Find the string "Podłącz" in the data, then copy every line where it is found.

A run of records
──────────

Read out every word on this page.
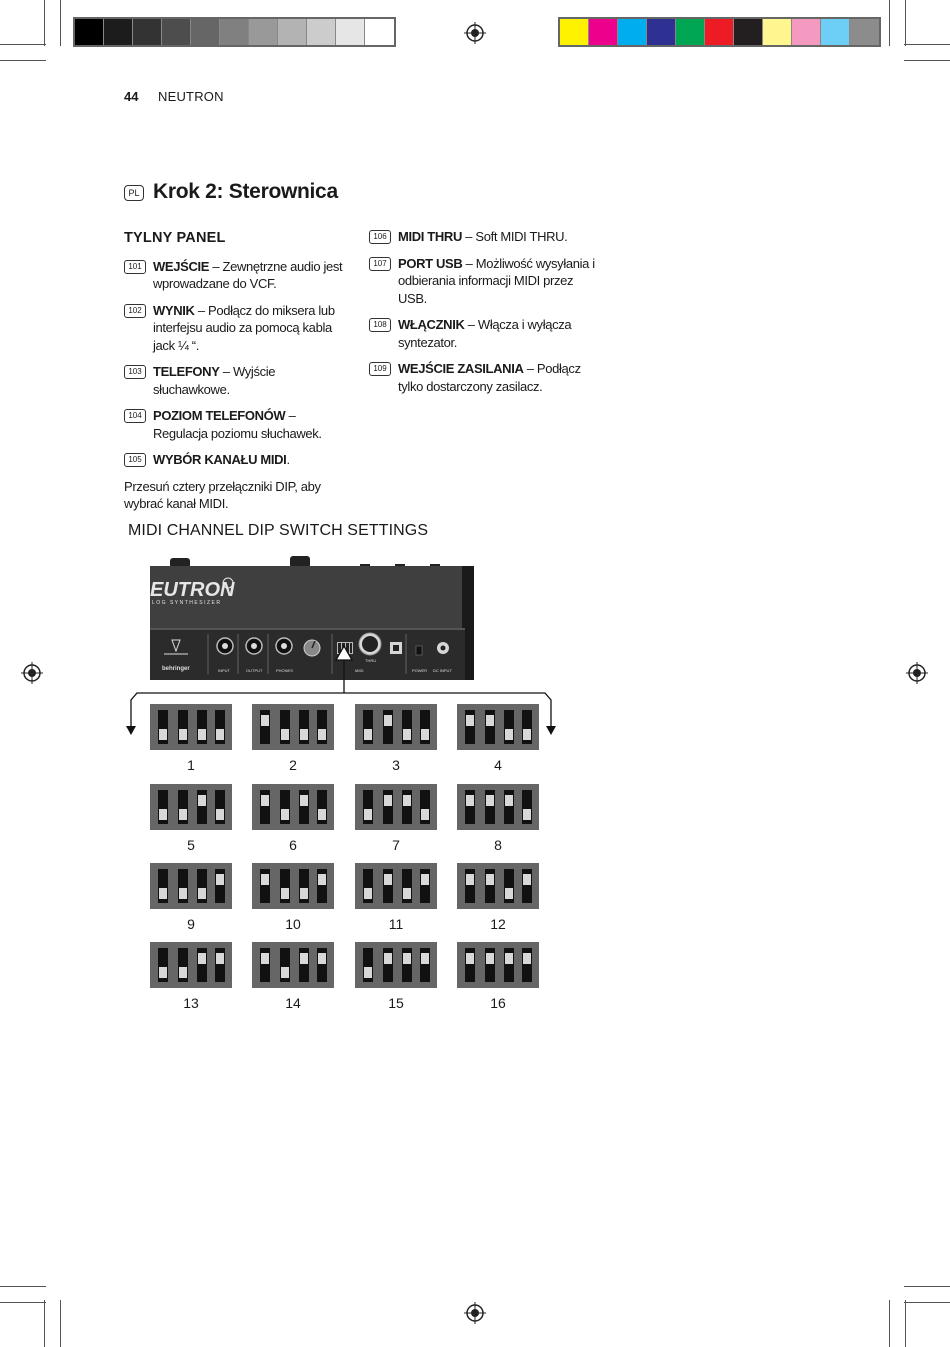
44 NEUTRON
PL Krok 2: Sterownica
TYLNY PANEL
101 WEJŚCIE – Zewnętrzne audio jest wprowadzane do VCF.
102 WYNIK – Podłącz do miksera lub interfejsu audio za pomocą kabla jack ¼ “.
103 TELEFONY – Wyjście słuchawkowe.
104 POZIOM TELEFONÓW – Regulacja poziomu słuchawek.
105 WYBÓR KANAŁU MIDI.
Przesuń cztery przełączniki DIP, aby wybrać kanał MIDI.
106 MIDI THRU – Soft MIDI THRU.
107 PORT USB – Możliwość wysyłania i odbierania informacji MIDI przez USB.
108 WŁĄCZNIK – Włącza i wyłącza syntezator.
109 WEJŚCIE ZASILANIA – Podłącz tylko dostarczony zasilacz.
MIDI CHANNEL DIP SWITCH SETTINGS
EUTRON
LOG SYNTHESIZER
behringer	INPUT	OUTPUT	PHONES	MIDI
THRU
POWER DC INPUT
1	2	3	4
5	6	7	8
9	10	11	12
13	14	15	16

──────────

[COMPLETED TASK]
102 WYNIK – Podłącz do miksera lub interfejsu audio za pomocą kabla jack ¼ “.
109 WEJŚCIE ZASILANIA – Podłącz tylko dostarczony zasilacz.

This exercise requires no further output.